Given task = All of the entries must be reproduced exactly, with no images carried over.

Given information =
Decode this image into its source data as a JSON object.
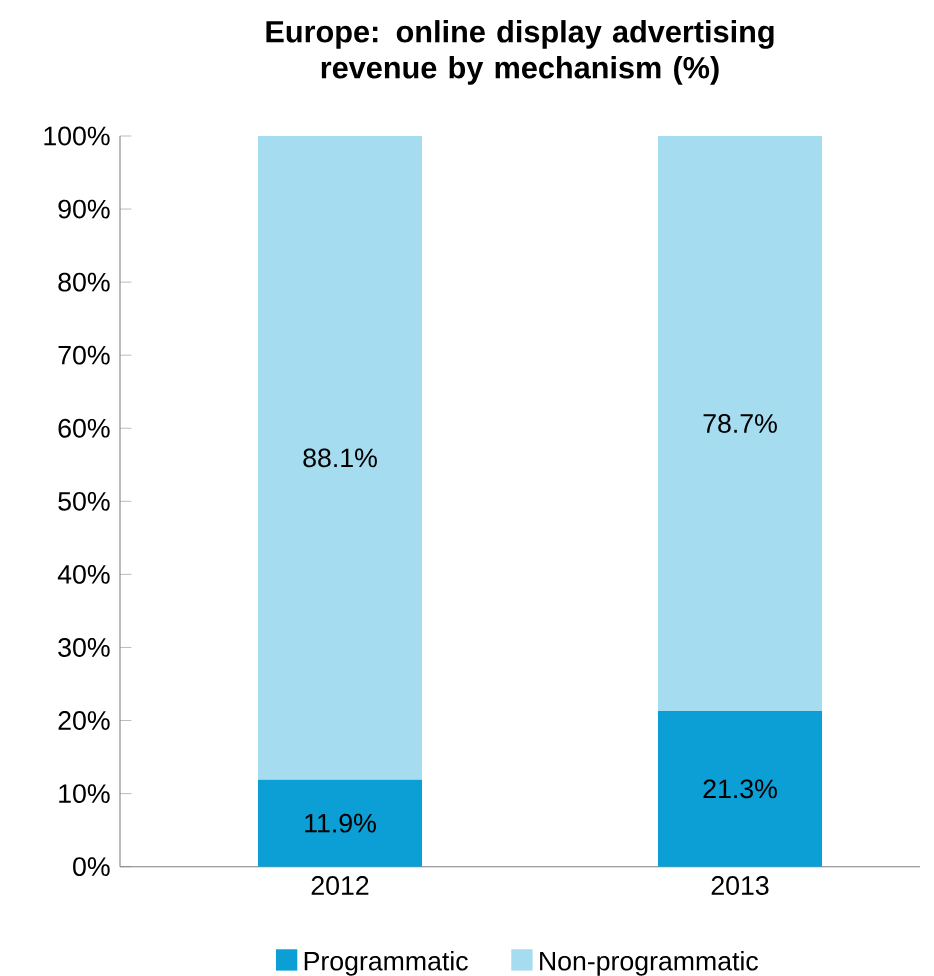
{
  "chart_data": {
    "type": "bar",
    "title": "Europe: online display advertising revenue by mechanism (%)",
    "categories": [
      "2012",
      "2013"
    ],
    "stacked": true,
    "series": [
      {
        "name": "Programmatic",
        "color": "#0b9fd6",
        "values": [
          11.9,
          21.3
        ],
        "value_labels": [
          "11.9%",
          "21.3%"
        ]
      },
      {
        "name": "Non-programmatic",
        "color": "#a5dcef",
        "values": [
          88.1,
          78.7
        ],
        "value_labels": [
          "88.1%",
          "78.7%"
        ]
      }
    ],
    "ylim": [
      0,
      100
    ],
    "yticks": [
      {
        "value": 0,
        "label": "0%"
      },
      {
        "value": 10,
        "label": "10%"
      },
      {
        "value": 20,
        "label": "20%"
      },
      {
        "value": 30,
        "label": "30%"
      },
      {
        "value": 40,
        "label": "40%"
      },
      {
        "value": 50,
        "label": "50%"
      },
      {
        "value": 60,
        "label": "60%"
      },
      {
        "value": 70,
        "label": "70%"
      },
      {
        "value": 80,
        "label": "80%"
      },
      {
        "value": 90,
        "label": "90%"
      },
      {
        "value": 100,
        "label": "100%"
      }
    ],
    "legend": "bottom"
  }
}
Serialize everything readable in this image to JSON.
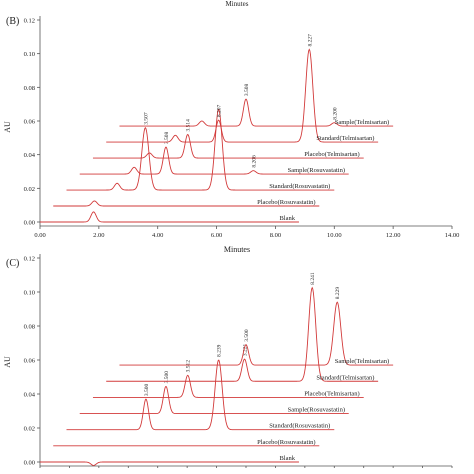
{
  "chart_data": [
    {
      "type": "line",
      "panel_label": "(B)",
      "top_label": "Minutes",
      "xlabel": "Minutes",
      "ylabel": "AU",
      "xlim": [
        0,
        14
      ],
      "ylim": [
        0,
        0.12
      ],
      "x_ticks": [
        "0.00",
        "2.00",
        "4.00",
        "6.00",
        "8.00",
        "10.00",
        "12.00",
        "14.00"
      ],
      "y_ticks": [
        "0.00",
        "0.02",
        "0.04",
        "0.06",
        "0.08",
        "0.10",
        "0.12"
      ],
      "grid": false,
      "series": [
        {
          "name": "Blank",
          "offset_min": 0.0,
          "offset_au": 0.0,
          "start": 0.0,
          "end": 8.8,
          "peaks": [
            {
              "rt": 1.82,
              "height": 0.006,
              "label": ""
            }
          ]
        },
        {
          "name": "Placebo(Rosuvastatin)",
          "offset_min": 0.45,
          "offset_au": 0.0095,
          "start": 0.45,
          "end": 9.5,
          "peaks": [
            {
              "rt": 1.85,
              "height": 0.003,
              "label": ""
            }
          ]
        },
        {
          "name": "Standard(Rosuvastatin)",
          "offset_min": 0.9,
          "offset_au": 0.019,
          "start": 0.9,
          "end": 10.0,
          "peaks": [
            {
              "rt": 2.62,
              "height": 0.004,
              "label": ""
            },
            {
              "rt": 3.58,
              "height": 0.037,
              "label": "3.507"
            },
            {
              "rt": 6.07,
              "height": 0.048,
              "label": ""
            }
          ]
        },
        {
          "name": "Sample(Rosuvastatin)",
          "offset_min": 1.35,
          "offset_au": 0.0285,
          "start": 1.35,
          "end": 10.5,
          "peaks": [
            {
              "rt": 3.2,
              "height": 0.004,
              "label": ""
            },
            {
              "rt": 4.28,
              "height": 0.016,
              "label": "3.508"
            },
            {
              "rt": 7.25,
              "height": 0.002,
              "label": "8.206"
            }
          ]
        },
        {
          "name": "Placebo(Telmisartan)",
          "offset_min": 1.8,
          "offset_au": 0.038,
          "start": 1.8,
          "end": 11.0,
          "peaks": [
            {
              "rt": 3.72,
              "height": 0.003,
              "label": ""
            },
            {
              "rt": 5.02,
              "height": 0.014,
              "label": "3.514"
            }
          ]
        },
        {
          "name": "Standard(Telmisartan)",
          "offset_min": 2.25,
          "offset_au": 0.0475,
          "start": 2.25,
          "end": 11.5,
          "peaks": [
            {
              "rt": 4.6,
              "height": 0.004,
              "label": ""
            },
            {
              "rt": 6.07,
              "height": 0.013,
              "label": "8.207"
            },
            {
              "rt": 9.15,
              "height": 0.055,
              "label": "8.227"
            }
          ]
        },
        {
          "name": "Sample(Telmisartan)",
          "offset_min": 2.7,
          "offset_au": 0.057,
          "start": 2.7,
          "end": 12.0,
          "peaks": [
            {
              "rt": 5.5,
              "height": 0.003,
              "label": ""
            },
            {
              "rt": 7.0,
              "height": 0.016,
              "label": "3.508"
            },
            {
              "rt": 10.0,
              "height": 0.002,
              "label": "8.200"
            }
          ]
        }
      ]
    },
    {
      "type": "line",
      "panel_label": "(C)",
      "xlabel": "",
      "ylabel": "AU",
      "xlim": [
        0,
        14
      ],
      "ylim": [
        0,
        0.12
      ],
      "x_ticks": [],
      "y_ticks": [
        "0.00",
        "0.02",
        "0.04",
        "0.06",
        "0.08",
        "0.10",
        "0.12"
      ],
      "grid": false,
      "series": [
        {
          "name": "Blank",
          "offset_min": 0.0,
          "offset_au": 0.0,
          "start": 0.0,
          "end": 8.8,
          "peaks": [
            {
              "rt": 1.82,
              "height": -0.002,
              "label": ""
            }
          ]
        },
        {
          "name": "Placebo(Rosuvastatin)",
          "offset_min": 0.45,
          "offset_au": 0.0095,
          "start": 0.45,
          "end": 9.5,
          "peaks": []
        },
        {
          "name": "Standard(Rosuvastatin)",
          "offset_min": 0.9,
          "offset_au": 0.019,
          "start": 0.9,
          "end": 10.0,
          "peaks": [
            {
              "rt": 3.6,
              "height": 0.018,
              "label": "3.500"
            },
            {
              "rt": 6.07,
              "height": 0.041,
              "label": "8.239"
            }
          ]
        },
        {
          "name": "Sample(Rosuvastatin)",
          "offset_min": 1.35,
          "offset_au": 0.0285,
          "start": 1.35,
          "end": 10.5,
          "peaks": [
            {
              "rt": 4.28,
              "height": 0.016,
              "label": "3.500"
            }
          ]
        },
        {
          "name": "Placebo(Telmisartan)",
          "offset_min": 1.8,
          "offset_au": 0.038,
          "start": 1.8,
          "end": 11.0,
          "peaks": [
            {
              "rt": 5.02,
              "height": 0.013,
              "label": "3.512"
            }
          ]
        },
        {
          "name": "Standard(Telmisartan)",
          "offset_min": 2.25,
          "offset_au": 0.0475,
          "start": 2.25,
          "end": 11.5,
          "peaks": [
            {
              "rt": 6.95,
              "height": 0.013,
              "label": "3.221"
            },
            {
              "rt": 9.25,
              "height": 0.055,
              "label": "8.241"
            }
          ]
        },
        {
          "name": "Sample(Telmisartan)",
          "offset_min": 2.7,
          "offset_au": 0.057,
          "start": 2.7,
          "end": 12.0,
          "peaks": [
            {
              "rt": 7.0,
              "height": 0.012,
              "label": "3.500"
            },
            {
              "rt": 10.1,
              "height": 0.037,
              "label": "8.229"
            }
          ]
        }
      ]
    }
  ]
}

Written solution =
Decode this image into its source data as a JSON object.
{
  "chart_data": {
    "type": "bar",
    "title": "Europe: online display advertising revenue by mechanism (%)",
    "categories": [
      "2012",
      "2013"
    ],
    "stacked": true,
    "series": [
      {
        "name": "Programmatic",
        "color": "#0b9fd6",
        "values": [
          11.9,
          21.3
        ],
        "value_labels": [
          "11.9%",
          "21.3%"
        ]
      },
      {
        "name": "Non-programmatic",
        "color": "#a5dcef",
        "values": [
          88.1,
          78.7
        ],
        "value_labels": [
          "88.1%",
          "78.7%"
        ]
      }
    ],
    "ylim": [
      0,
      100
    ],
    "yticks": [
      {
        "value": 0,
        "label": "0%"
      },
      {
        "value": 10,
        "label": "10%"
      },
      {
        "value": 20,
        "label": "20%"
      },
      {
        "value": 30,
        "label": "30%"
      },
      {
        "value": 40,
        "label": "40%"
      },
      {
        "value": 50,
        "label": "50%"
      },
      {
        "value": 60,
        "label": "60%"
      },
      {
        "value": 70,
        "label": "70%"
      },
      {
        "value": 80,
        "label": "80%"
      },
      {
        "value": 90,
        "label": "90%"
      },
      {
        "value": 100,
        "label": "100%"
      }
    ],
    "legend": "bottom"
  }
}
Serialize everything readable in this image to JSON.
{
  "chart_data": [
    {
      "type": "line",
      "panel_label": "(B)",
      "top_label": "Minutes",
      "xlabel": "Minutes",
      "ylabel": "AU",
      "xlim": [
        0,
        14
      ],
      "ylim": [
        0,
        0.12
      ],
      "x_ticks": [
        "0.00",
        "2.00",
        "4.00",
        "6.00",
        "8.00",
        "10.00",
        "12.00",
        "14.00"
      ],
      "y_ticks": [
        "0.00",
        "0.02",
        "0.04",
        "0.06",
        "0.08",
        "0.10",
        "0.12"
      ],
      "grid": false,
      "series": [
        {
          "name": "Blank",
          "offset_min": 0.0,
          "offset_au": 0.0,
          "start": 0.0,
          "end": 8.8,
          "peaks": [
            {
              "rt": 1.82,
              "height": 0.006,
              "label": ""
            }
          ]
        },
        {
          "name": "Placebo(Rosuvastatin)",
          "offset_min": 0.45,
          "offset_au": 0.0095,
          "start": 0.45,
          "end": 9.5,
          "peaks": [
            {
              "rt": 1.85,
              "height": 0.003,
              "label": ""
            }
          ]
        },
        {
          "name": "Standard(Rosuvastatin)",
          "offset_min": 0.9,
          "offset_au": 0.019,
          "start": 0.9,
          "end": 10.0,
          "peaks": [
            {
              "rt": 2.62,
              "height": 0.004,
              "label": ""
            },
            {
              "rt": 3.58,
              "height": 0.037,
              "label": "3.507"
            },
            {
              "rt": 6.07,
              "height": 0.048,
              "label": ""
            }
          ]
        },
        {
          "name": "Sample(Rosuvastatin)",
          "offset_min": 1.35,
          "offset_au": 0.0285,
          "start": 1.35,
          "end": 10.5,
          "peaks": [
            {
              "rt": 3.2,
              "height": 0.004,
              "label": ""
            },
            {
              "rt": 4.28,
              "height": 0.016,
              "label": "3.508"
            },
            {
              "rt": 7.25,
              "height": 0.002,
              "label": "8.206"
            }
          ]
        },
        {
          "name": "Placebo(Telmisartan)",
          "offset_min": 1.8,
          "offset_au": 0.038,
          "start": 1.8,
          "end": 11.0,
          "peaks": [
            {
              "rt": 3.72,
              "height": 0.003,
              "label": ""
            },
            {
              "rt": 5.02,
              "height": 0.014,
              "label": "3.514"
            }
          ]
        },
        {
          "name": "Standard(Telmisartan)",
          "offset_min": 2.25,
          "offset_au": 0.0475,
          "start": 2.25,
          "end": 11.5,
          "peaks": [
            {
              "rt": 4.6,
              "height": 0.004,
              "label": ""
            },
            {
              "rt": 6.07,
              "height": 0.013,
              "label": "8.207"
            },
            {
              "rt": 9.15,
              "height": 0.055,
              "label": "8.227"
            }
          ]
        },
        {
          "name": "Sample(Telmisartan)",
          "offset_min": 2.7,
          "offset_au": 0.057,
          "start": 2.7,
          "end": 12.0,
          "peaks": [
            {
              "rt": 5.5,
              "height": 0.003,
              "label": ""
            },
            {
              "rt": 7.0,
              "height": 0.016,
              "label": "3.508"
            },
            {
              "rt": 10.0,
              "height": 0.002,
              "label": "8.200"
            }
          ]
        }
      ]
    },
    {
      "type": "line",
      "panel_label": "(C)",
      "xlabel": "",
      "ylabel": "AU",
      "xlim": [
        0,
        14
      ],
      "ylim": [
        0,
        0.12
      ],
      "x_ticks": [],
      "y_ticks": [
        "0.00",
        "0.02",
        "0.04",
        "0.06",
        "0.08",
        "0.10",
        "0.12"
      ],
      "grid": false,
      "series": [
        {
          "name": "Blank",
          "offset_min": 0.0,
          "offset_au": 0.0,
          "start": 0.0,
          "end": 8.8,
          "peaks": [
            {
              "rt": 1.82,
              "height": -0.002,
              "label": ""
            }
          ]
        },
        {
          "name": "Placebo(Rosuvastatin)",
          "offset_min": 0.45,
          "offset_au": 0.0095,
          "start": 0.45,
          "end": 9.5,
          "peaks": []
        },
        {
          "name": "Standard(Rosuvastatin)",
          "offset_min": 0.9,
          "offset_au": 0.019,
          "start": 0.9,
          "end": 10.0,
          "peaks": [
            {
              "rt": 3.6,
              "height": 0.018,
              "label": "3.500"
            },
            {
              "rt": 6.07,
              "height": 0.041,
              "label": "8.239"
            }
          ]
        },
        {
          "name": "Sample(Rosuvastatin)",
          "offset_min": 1.35,
          "offset_au": 0.0285,
          "start": 1.35,
          "end": 10.5,
          "peaks": [
            {
              "rt": 4.28,
              "height": 0.016,
              "label": "3.500"
            }
          ]
        },
        {
          "name": "Placebo(Telmisartan)",
          "offset_min": 1.8,
          "offset_au": 0.038,
          "start": 1.8,
          "end": 11.0,
          "peaks": [
            {
              "rt": 5.02,
              "height": 0.013,
              "label": "3.512"
            }
          ]
        },
        {
          "name": "Standard(Telmisartan)",
          "offset_min": 2.25,
          "offset_au": 0.0475,
          "start": 2.25,
          "end": 11.5,
          "peaks": [
            {
              "rt": 6.95,
              "height": 0.013,
              "label": "3.221"
            },
            {
              "rt": 9.25,
              "height": 0.055,
              "label": "8.241"
            }
          ]
        },
        {
          "name": "Sample(Telmisartan)",
          "offset_min": 2.7,
          "offset_au": 0.057,
          "start": 2.7,
          "end": 12.0,
          "peaks": [
            {
              "rt": 7.0,
              "height": 0.012,
              "label": "3.500"
            },
            {
              "rt": 10.1,
              "height": 0.037,
              "label": "8.229"
            }
          ]
        }
      ]
    }
  ]
}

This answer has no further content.